SHORT EXERCISE
Collect from the data below each line with "kívánt".

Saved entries
┄┄┄┄┄┄┄┄┄┄

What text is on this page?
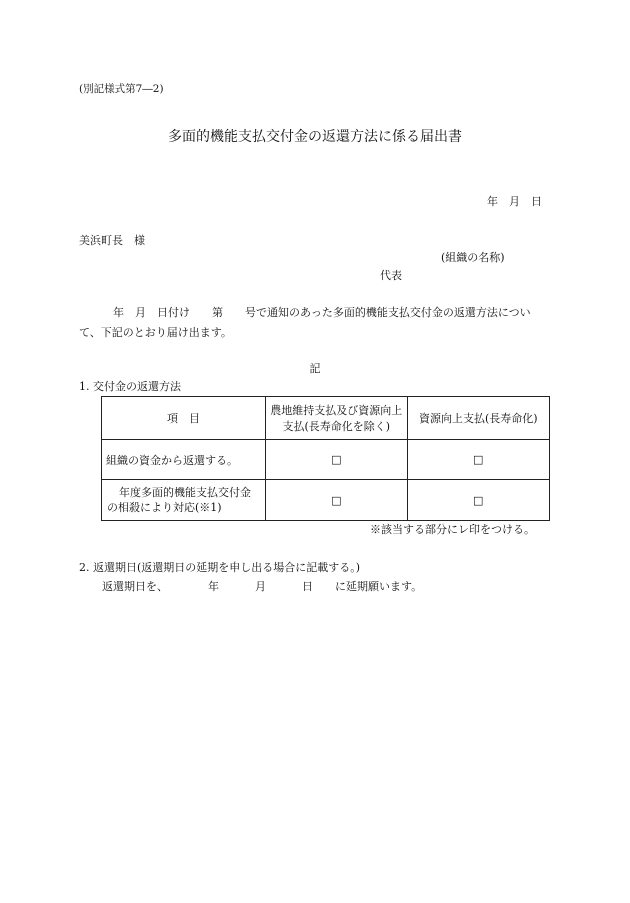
(別記様式第7―2)
多面的機能支払交付金の返還方法に係る届出書
年　月　日
美浜町長　様
(組織の名称)
代表
年　月　日付け　　第　　号で通知のあった多面的機能支払交付金の返還方法について、下記のとおり届け出ます。
記
1. 交付金の返還方法
項　目	農地維持支払及び資源向上支払(長寿命化を除く)	資源向上支払(長寿命化)
組織の資金から返還する。	□	□
年度多面的機能支払交付金の相殺により対応(※1)	□	□
※該当する部分にレ印をつける。
2. 返還期日(返還期日の延期を申し出る場合に記載する。)
返還期日を、	年	月	日 に延期願います。
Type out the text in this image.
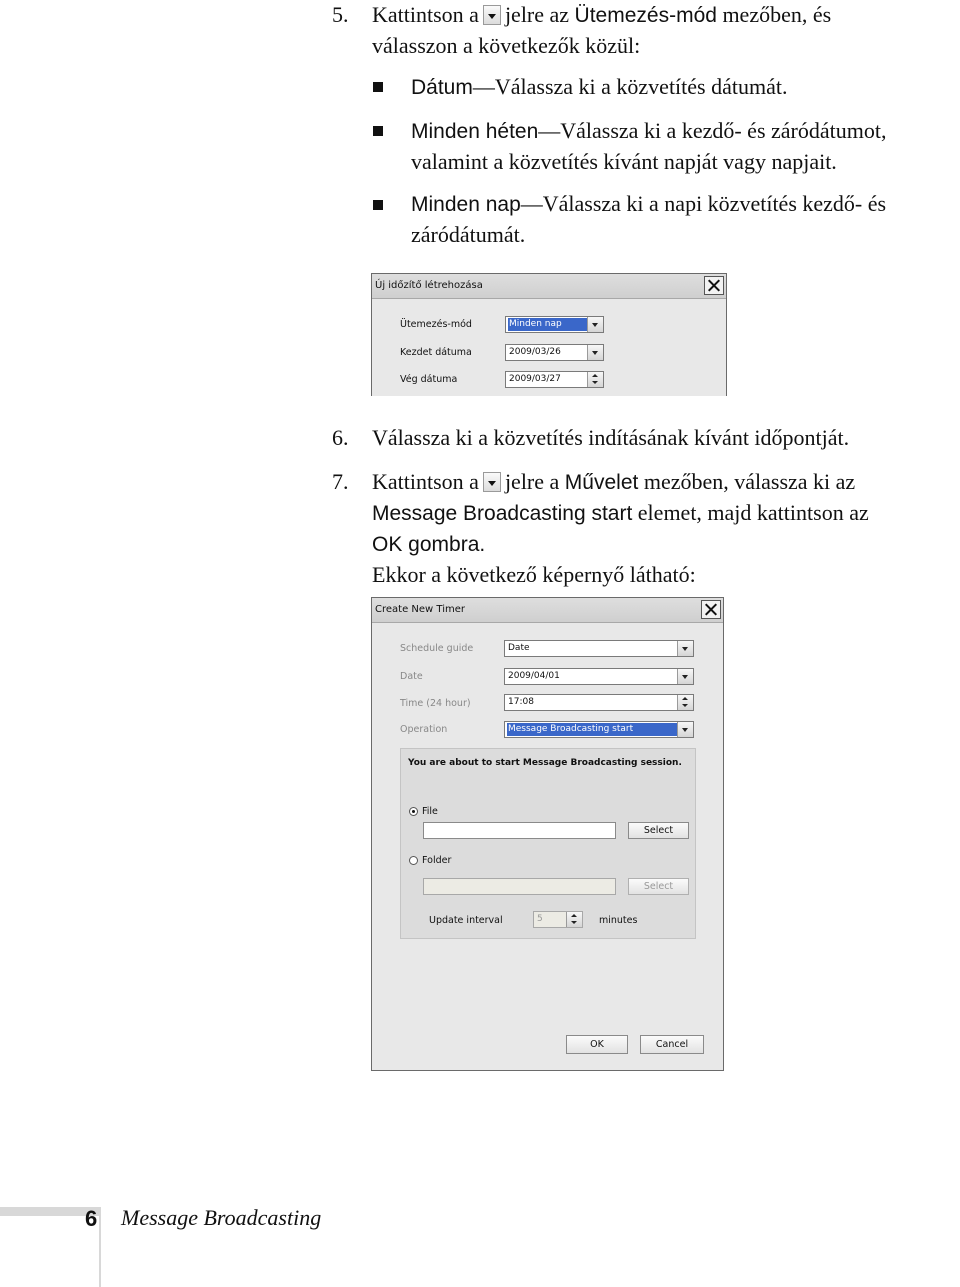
5. Kattintson a jelre az Ütemezés-mód mezőben, és
válasszon a következők közül:
Dátum—Válassza ki a közvetítés dátumát.
Minden héten—Válassza ki a kezdő- és záródátumot,
valamint a közvetítés kívánt napját vagy napjait.
Minden nap—Válassza ki a napi közvetítés kezdő- és
záródátumát.
Új időzítő létrehozása
Ütemezés-mód	Minden nap
Kezdet dátuma	2009/03/26
Vég dátuma	2009/03/27
6. Válassza ki a közvetítés indításának kívánt időpontját.
7. Kattintson a jelre a Művelet mezőben, válassza ki az
Message Broadcasting start elemet, majd kattintson az
OK gombra.
Ekkor a következő képernyő látható:
Create New Timer
Schedule guide	Date
Date	2009/04/01
Time (24 hour)	17:08
Operation	Message Broadcasting start
You are about to start Message Broadcasting session.
File
Select
Folder
Select
Update interval	5	minutes
OK	Cancel
6 Message Broadcasting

┄┄┄┄┄┄┄┄┄┄

THE SOLUTION
valamint a közvetítés kívánt napját vagy napjait.
6. Válassza ki a közvetítés indításának kívánt időpontját.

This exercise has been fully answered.